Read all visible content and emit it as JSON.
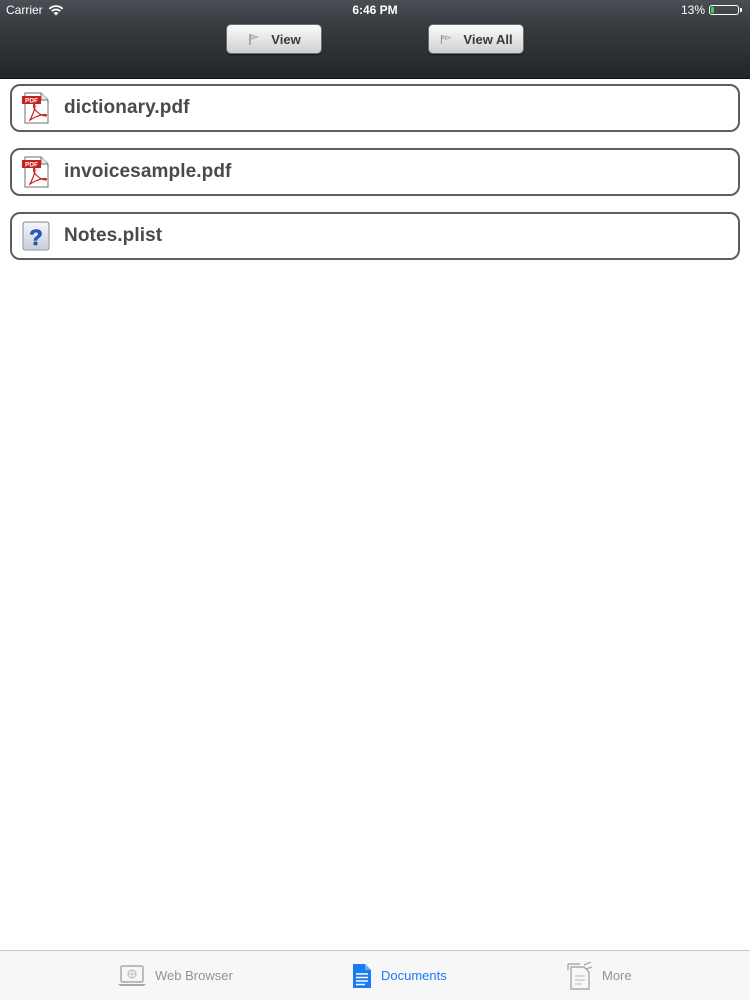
{
  "status_bar": {
    "carrier": "Carrier",
    "time": "6:46 PM",
    "battery_percent_label": "13%",
    "battery_level": 0.13,
    "wifi_icon": "wifi-icon",
    "battery_icon": "battery-icon"
  },
  "toolbar": {
    "view_label": "View",
    "view_all_label": "View All",
    "view_icon": "flag-icon",
    "view_all_icon": "double-flag-icon"
  },
  "files": [
    {
      "name": "dictionary.pdf",
      "icon": "pdf-icon"
    },
    {
      "name": "invoicesample.pdf",
      "icon": "pdf-icon"
    },
    {
      "name": "Notes.plist",
      "icon": "question-icon"
    }
  ],
  "tabbar": {
    "items": [
      {
        "label": "Web Browser",
        "icon": "laptop-icon",
        "selected": false
      },
      {
        "label": "Documents",
        "icon": "document-icon",
        "selected": true
      },
      {
        "label": "More",
        "icon": "more-icon",
        "selected": false
      }
    ],
    "selected_color": "#1a7cf4",
    "unselected_color": "#929292"
  },
  "colors": {
    "topbar": "#2e3136",
    "battery_fill": "#3fd64a",
    "row_border": "#5d5d5d",
    "pdf_red": "#c8201d"
  }
}
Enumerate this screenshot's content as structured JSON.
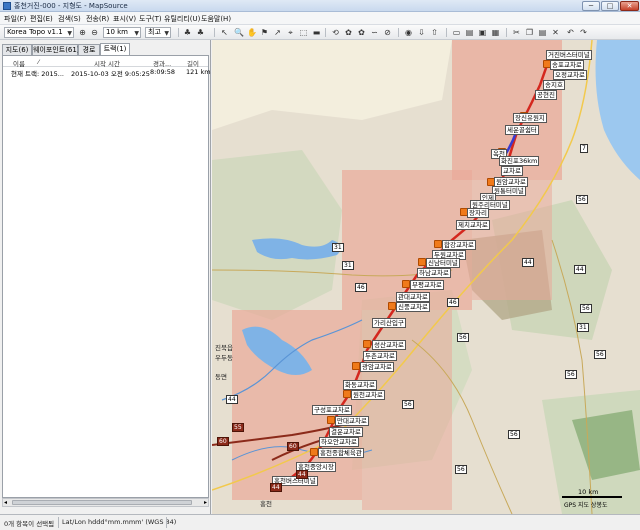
{
  "window": {
    "title": "홍천거진-000 - 지형도 - MapSource",
    "min_label": "─",
    "max_label": "□",
    "close_label": "✕"
  },
  "menu": [
    "파일(F)",
    "편집(E)",
    "검색(S)",
    "전송(R)",
    "표시(V)",
    "도구(T)",
    "유틸리티(U)",
    "도움말(H)"
  ],
  "toolbar": {
    "map_product": "Korea Topo v1.1",
    "zoom_level": "10 km",
    "detail": "최고"
  },
  "left_panel": {
    "tabs": [
      "지도(6)",
      "웨이포인트(61)",
      "경로",
      "트랙(1)"
    ],
    "active_tab": 3,
    "columns": [
      "이름",
      "시작 시간",
      "경과...",
      "길이"
    ],
    "rows": [
      {
        "name": "현재 트랙: 2015...",
        "start": "2015-10-03 오전 9:05:25",
        "elapsed": "8:09:58",
        "length": "121 km"
      }
    ]
  },
  "map": {
    "waypoints": [
      {
        "label": "거진버스터미널"
      },
      {
        "label": "송포교차로"
      },
      {
        "label": "오정교차로"
      },
      {
        "label": "송지호"
      },
      {
        "label": "공현진"
      },
      {
        "label": "장신유원지"
      },
      {
        "label": "세운골쉼터"
      },
      {
        "label": "옥천"
      },
      {
        "label": "화진포36km"
      },
      {
        "label": "교차로"
      },
      {
        "label": "원암교차로"
      },
      {
        "label": "원통터미널"
      },
      {
        "label": "인제"
      },
      {
        "label": "원주리터미널"
      },
      {
        "label": "장자리"
      },
      {
        "label": "제치교차로"
      },
      {
        "label": "합강교차로"
      },
      {
        "label": "두원교차로"
      },
      {
        "label": "신남터미널"
      },
      {
        "label": "하남교차로"
      },
      {
        "label": "부평교차로"
      },
      {
        "label": "관대교차로"
      },
      {
        "label": "신풍교차로"
      },
      {
        "label": "가리산입구"
      },
      {
        "label": "성산교차로"
      },
      {
        "label": "두촌교차로"
      },
      {
        "label": "광암교차로"
      },
      {
        "label": "화동교차로"
      },
      {
        "label": "원천교차로"
      },
      {
        "label": "구성포교차로"
      },
      {
        "label": "만대교차로"
      },
      {
        "label": "결운교차로"
      },
      {
        "label": "하오안교차로"
      },
      {
        "label": "홍천종합체육관"
      },
      {
        "label": "홍천중앙시장"
      },
      {
        "label": "홍천버스터미널"
      }
    ],
    "route_numbers": [
      "7",
      "56",
      "31",
      "31",
      "44",
      "46",
      "44",
      "46",
      "56",
      "31",
      "56",
      "56",
      "56",
      "56",
      "56",
      "44",
      "56",
      "7"
    ],
    "highway_numbers": [
      "55",
      "60",
      "60",
      "44",
      "44"
    ],
    "places": [
      "진북읍",
      "우두동",
      "동면",
      "홍천"
    ],
    "scale_label": "10 km",
    "attribution": "GPS 지도 상봉도"
  },
  "status": {
    "selection": "0개 항목이 선택됨",
    "coords_format": "Lat/Lon hddd°mm.mmm' (WGS 84)"
  },
  "colors": {
    "track": "#d4271e",
    "waypoint": "#f07a1a",
    "sea": "#9cc8ef",
    "relief_pink": "#e9a99a",
    "highway": "#8b2a1a"
  }
}
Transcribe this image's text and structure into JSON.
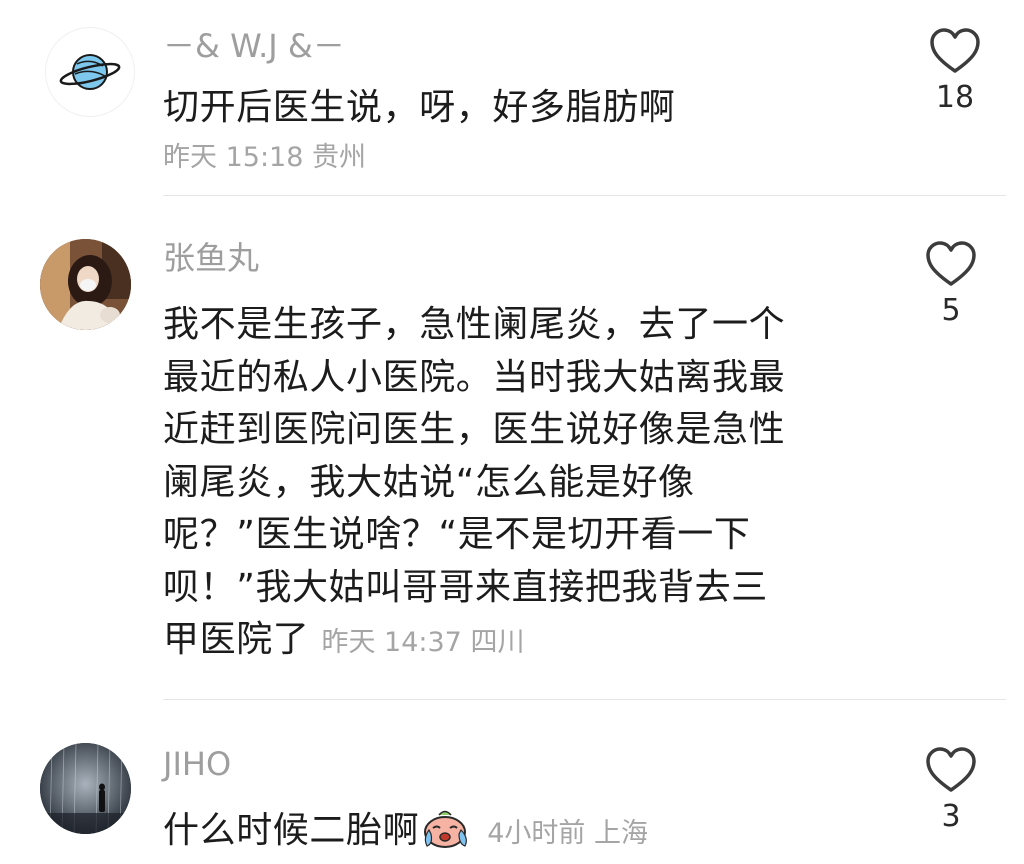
{
  "comments": [
    {
      "username": "－& W.J &－",
      "text": "切开后医生说，呀，好多脂肪啊",
      "time": "昨天 15:18",
      "location": "贵州",
      "likes": "18",
      "avatar_icon": "planet-icon"
    },
    {
      "username": "张鱼丸",
      "text_lines": [
        "我不是生孩子，急性阑尾炎，去了一个",
        "最近的私人小医院。当时我大姑离我最",
        "近赶到医院问医生，医生说好像是急性",
        "阑尾炎，我大姑说“怎么能是好像",
        "呢？”医生说啥？“是不是切开看一下",
        "呗！”我大姑叫哥哥来直接把我背去三",
        "甲医院了"
      ],
      "time": "昨天 14:37",
      "location": "四川",
      "likes": "5",
      "avatar_icon": "girl-photo-avatar"
    },
    {
      "username": "JIHO",
      "text": "什么时候二胎啊",
      "emoji": "crying-emoji",
      "time": "4小时前",
      "location": "上海",
      "likes": "3",
      "avatar_icon": "rain-figure-avatar"
    }
  ],
  "colors": {
    "username": "#9e9e9e",
    "text": "#1c1c1c",
    "meta": "#a5a5a5",
    "divider": "#e6e6e6"
  }
}
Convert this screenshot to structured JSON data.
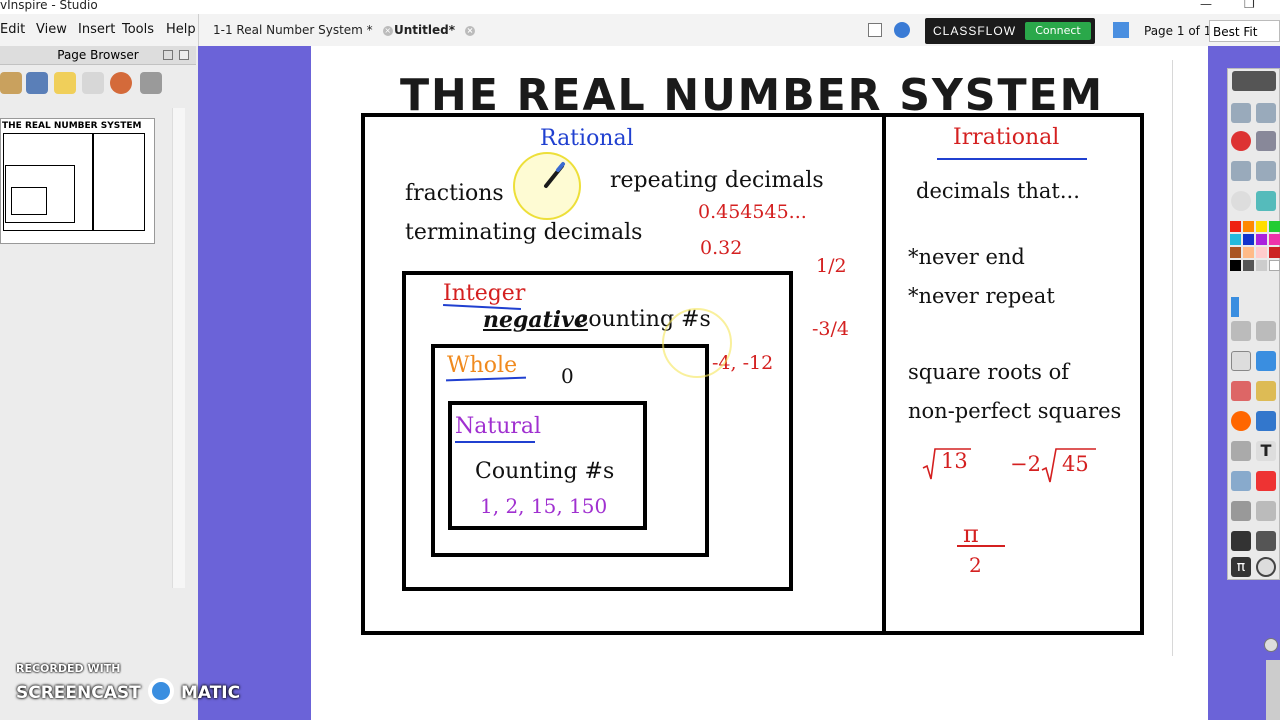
{
  "app": {
    "title": "vInspire - Studio",
    "menu": [
      "Edit",
      "View",
      "Insert",
      "Tools",
      "Help"
    ],
    "tabs": [
      {
        "label": "1-1 Real Number System *",
        "active": false
      },
      {
        "label": "Untitled*",
        "active": true
      }
    ],
    "classflow": {
      "label": "CLASSFLOW",
      "connect": "Connect"
    },
    "page_info": "Page 1 of 1",
    "zoom": "Best Fit",
    "close_glyph": "×"
  },
  "page_browser": {
    "title": "Page Browser",
    "thumbnail_title": "THE REAL NUMBER SYSTEM"
  },
  "watermark": {
    "line1": "RECORDED WITH",
    "line2": "SCREENCAST",
    "line3": "MATIC"
  },
  "flipchart": {
    "title": "THE REAL NUMBER SYSTEM",
    "rational": {
      "heading": "Rational",
      "fractions": "fractions",
      "repeating": "repeating decimals",
      "terminating": "terminating decimals",
      "ex_repeating": "0.454545...",
      "ex_terminating": "0.32",
      "ex_frac1": "1/2",
      "ex_frac2": "-3/4"
    },
    "integer": {
      "heading": "Integer",
      "negative": "negative",
      "counting": "counting #s",
      "examples": "-4, -12"
    },
    "whole": {
      "heading": "Whole",
      "example": "0"
    },
    "natural": {
      "heading": "Natural",
      "counting": "Counting #s",
      "examples": "1, 2, 15, 150"
    },
    "irrational": {
      "heading": "Irrational",
      "decimals": "decimals that...",
      "never_end": "*never end",
      "never_repeat": "*never repeat",
      "roots1": "square roots of",
      "roots2": "non-perfect squares",
      "root13": "13",
      "root45_coef": "−2",
      "root45": "45",
      "pi": "π",
      "pi_den": "2"
    }
  },
  "colors": {
    "rational": "#2040d0",
    "irrational": "#d42020",
    "whole": "#f08a1e",
    "natural": "#a030d0",
    "red_ink": "#d42020",
    "purple_ink": "#a030d0",
    "workspace": "#6b63d8"
  },
  "icons": [
    "pen-cursor-icon",
    "pen-tool-icon",
    "select-icon",
    "eraser-icon",
    "text-icon",
    "clock-icon",
    "undo-icon",
    "redo-icon"
  ]
}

Task instructions: Return all lines of the material above in which the word "this" occurs.

Correct output:
Enumerate this screenshot's content as structured JSON.
Transcribe this image's text and structure into JSON.
Convert this screenshot to structured JSON data.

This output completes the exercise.